(Extracted data entries)
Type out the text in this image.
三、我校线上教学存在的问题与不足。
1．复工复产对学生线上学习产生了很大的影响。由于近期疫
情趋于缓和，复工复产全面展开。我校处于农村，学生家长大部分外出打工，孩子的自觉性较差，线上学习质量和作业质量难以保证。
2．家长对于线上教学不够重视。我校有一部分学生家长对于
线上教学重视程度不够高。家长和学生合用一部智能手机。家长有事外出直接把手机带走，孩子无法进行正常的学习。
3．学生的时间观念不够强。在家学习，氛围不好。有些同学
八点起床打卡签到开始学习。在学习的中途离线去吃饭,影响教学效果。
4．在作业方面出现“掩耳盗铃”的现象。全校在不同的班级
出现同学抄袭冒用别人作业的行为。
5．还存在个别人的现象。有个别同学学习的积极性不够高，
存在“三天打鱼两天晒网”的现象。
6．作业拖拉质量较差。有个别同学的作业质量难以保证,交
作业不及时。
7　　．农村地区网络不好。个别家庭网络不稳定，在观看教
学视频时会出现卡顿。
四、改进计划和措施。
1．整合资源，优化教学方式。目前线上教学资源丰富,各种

* [STATED TASK]: Write out every entry again, keeping each line exactly the same.

* [FINAL RESULT]:
Type out the text in this image.
三、我校线上教学存在的问题与不足。
1．复工复产对学生线上学习产生了很大的影响。由于近期疫
情趋于缓和，复工复产全面展开。我校处于农村，学生家长大部分外出打工，孩子的自觉性较差，线上学习质量和作业质量难以保证。
2．家长对于线上教学不够重视。我校有一部分学生家长对于
线上教学重视程度不够高。家长和学生合用一部智能手机。家长有事外出直接把手机带走，孩子无法进行正常的学习。
3．学生的时间观念不够强。在家学习，氛围不好。有些同学
八点起床打卡签到开始学习。在学习的中途离线去吃饭,影响教学效果。
4．在作业方面出现“掩耳盗铃”的现象。全校在不同的班级
出现同学抄袭冒用别人作业的行为。
5．还存在个别人的现象。有个别同学学习的积极性不够高，
存在“三天打鱼两天晒网”的现象。
6．作业拖拉质量较差。有个别同学的作业质量难以保证,交
作业不及时。
7　　．农村地区网络不好。个别家庭网络不稳定，在观看教
学视频时会出现卡顿。
四、改进计划和措施。
1．整合资源，优化教学方式。目前线上教学资源丰富,各种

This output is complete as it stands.